* _Provided data_
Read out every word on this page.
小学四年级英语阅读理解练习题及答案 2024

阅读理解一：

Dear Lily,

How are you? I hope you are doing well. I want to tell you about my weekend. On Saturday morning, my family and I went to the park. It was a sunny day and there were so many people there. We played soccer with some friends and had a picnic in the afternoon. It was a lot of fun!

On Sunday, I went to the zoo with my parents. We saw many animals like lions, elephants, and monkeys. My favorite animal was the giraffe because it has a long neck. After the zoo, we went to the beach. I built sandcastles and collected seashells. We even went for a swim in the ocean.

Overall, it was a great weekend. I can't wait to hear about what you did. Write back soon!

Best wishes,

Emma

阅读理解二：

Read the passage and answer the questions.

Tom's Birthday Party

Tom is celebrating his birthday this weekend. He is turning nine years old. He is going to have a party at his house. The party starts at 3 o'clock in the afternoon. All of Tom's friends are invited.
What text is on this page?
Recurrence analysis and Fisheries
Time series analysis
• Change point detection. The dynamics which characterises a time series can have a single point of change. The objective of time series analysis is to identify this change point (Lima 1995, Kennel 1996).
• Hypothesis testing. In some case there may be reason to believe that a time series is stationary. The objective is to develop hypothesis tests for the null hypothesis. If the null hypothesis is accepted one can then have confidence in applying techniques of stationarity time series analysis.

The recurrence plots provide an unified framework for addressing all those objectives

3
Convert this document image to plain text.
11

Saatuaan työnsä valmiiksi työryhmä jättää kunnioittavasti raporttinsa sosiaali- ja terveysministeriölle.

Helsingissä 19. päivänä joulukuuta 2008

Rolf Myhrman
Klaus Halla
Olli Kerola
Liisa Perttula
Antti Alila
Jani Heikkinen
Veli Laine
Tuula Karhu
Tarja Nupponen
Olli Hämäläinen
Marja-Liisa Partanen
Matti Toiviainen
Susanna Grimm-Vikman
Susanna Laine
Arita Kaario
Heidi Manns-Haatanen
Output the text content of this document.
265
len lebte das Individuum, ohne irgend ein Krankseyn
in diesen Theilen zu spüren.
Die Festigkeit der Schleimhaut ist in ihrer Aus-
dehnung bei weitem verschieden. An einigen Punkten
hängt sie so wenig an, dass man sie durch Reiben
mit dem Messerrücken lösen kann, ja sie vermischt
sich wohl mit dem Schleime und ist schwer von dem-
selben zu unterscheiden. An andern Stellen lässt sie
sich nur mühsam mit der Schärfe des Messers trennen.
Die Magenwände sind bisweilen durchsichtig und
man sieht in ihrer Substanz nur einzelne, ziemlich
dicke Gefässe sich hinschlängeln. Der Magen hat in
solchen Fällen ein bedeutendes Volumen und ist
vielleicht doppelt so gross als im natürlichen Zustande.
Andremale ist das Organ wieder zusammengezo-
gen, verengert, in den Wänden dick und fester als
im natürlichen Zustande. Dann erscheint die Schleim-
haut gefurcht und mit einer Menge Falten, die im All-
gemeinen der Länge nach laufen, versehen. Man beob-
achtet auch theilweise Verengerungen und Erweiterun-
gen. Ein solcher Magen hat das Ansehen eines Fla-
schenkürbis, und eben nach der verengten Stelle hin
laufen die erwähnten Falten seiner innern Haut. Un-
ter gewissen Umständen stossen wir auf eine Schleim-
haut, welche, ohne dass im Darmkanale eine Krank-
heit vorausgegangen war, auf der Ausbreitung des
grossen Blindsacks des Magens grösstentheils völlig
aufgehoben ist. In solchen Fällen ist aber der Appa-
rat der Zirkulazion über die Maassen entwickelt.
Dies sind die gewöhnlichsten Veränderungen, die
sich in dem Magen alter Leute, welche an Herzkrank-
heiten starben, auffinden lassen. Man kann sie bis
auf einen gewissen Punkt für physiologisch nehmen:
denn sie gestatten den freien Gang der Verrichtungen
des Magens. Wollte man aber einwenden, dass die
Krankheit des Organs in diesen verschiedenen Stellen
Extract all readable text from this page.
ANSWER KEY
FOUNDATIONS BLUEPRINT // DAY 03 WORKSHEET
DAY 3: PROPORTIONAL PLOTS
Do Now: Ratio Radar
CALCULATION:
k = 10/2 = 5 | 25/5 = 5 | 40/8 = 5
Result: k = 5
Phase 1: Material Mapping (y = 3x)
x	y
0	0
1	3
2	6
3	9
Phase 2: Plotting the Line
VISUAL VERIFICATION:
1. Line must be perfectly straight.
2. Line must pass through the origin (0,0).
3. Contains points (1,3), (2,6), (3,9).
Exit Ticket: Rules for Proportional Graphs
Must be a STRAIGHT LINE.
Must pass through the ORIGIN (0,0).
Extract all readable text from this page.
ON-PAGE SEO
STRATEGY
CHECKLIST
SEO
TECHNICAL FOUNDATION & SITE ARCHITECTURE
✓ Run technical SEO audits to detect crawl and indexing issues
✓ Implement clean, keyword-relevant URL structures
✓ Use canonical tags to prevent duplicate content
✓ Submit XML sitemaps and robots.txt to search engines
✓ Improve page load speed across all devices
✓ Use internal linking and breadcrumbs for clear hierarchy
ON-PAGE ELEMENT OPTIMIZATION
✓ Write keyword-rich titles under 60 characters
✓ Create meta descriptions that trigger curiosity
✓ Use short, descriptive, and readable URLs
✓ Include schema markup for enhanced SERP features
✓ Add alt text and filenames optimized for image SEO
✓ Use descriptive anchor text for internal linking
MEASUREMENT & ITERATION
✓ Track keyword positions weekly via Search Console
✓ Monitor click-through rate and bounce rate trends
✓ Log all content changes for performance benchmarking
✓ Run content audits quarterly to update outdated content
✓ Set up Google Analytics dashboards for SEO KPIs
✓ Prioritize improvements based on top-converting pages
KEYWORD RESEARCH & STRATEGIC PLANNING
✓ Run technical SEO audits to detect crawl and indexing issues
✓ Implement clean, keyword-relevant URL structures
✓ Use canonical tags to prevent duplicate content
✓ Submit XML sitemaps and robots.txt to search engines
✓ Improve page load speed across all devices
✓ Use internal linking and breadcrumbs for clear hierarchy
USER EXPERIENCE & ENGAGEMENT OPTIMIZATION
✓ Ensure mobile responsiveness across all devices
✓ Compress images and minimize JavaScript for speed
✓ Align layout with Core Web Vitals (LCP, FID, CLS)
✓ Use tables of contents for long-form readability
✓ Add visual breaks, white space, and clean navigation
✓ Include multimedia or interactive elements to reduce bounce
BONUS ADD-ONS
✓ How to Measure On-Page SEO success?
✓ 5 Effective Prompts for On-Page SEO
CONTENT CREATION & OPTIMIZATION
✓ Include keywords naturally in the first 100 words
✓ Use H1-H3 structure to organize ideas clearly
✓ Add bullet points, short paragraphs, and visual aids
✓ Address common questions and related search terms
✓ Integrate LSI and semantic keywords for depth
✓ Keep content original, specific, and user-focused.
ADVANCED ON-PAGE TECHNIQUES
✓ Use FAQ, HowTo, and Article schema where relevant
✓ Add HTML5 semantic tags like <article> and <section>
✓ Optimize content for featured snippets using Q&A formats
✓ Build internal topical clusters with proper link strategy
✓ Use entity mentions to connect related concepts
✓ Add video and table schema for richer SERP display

* _Your objective_
Pick out every line above that contains the word "solchen" and copy it.

* _Answer to the problem_
solchen Fällen ein bedeutendes Volumen und ist
aufgehoben ist. In solchen Fällen ist aber der Appa-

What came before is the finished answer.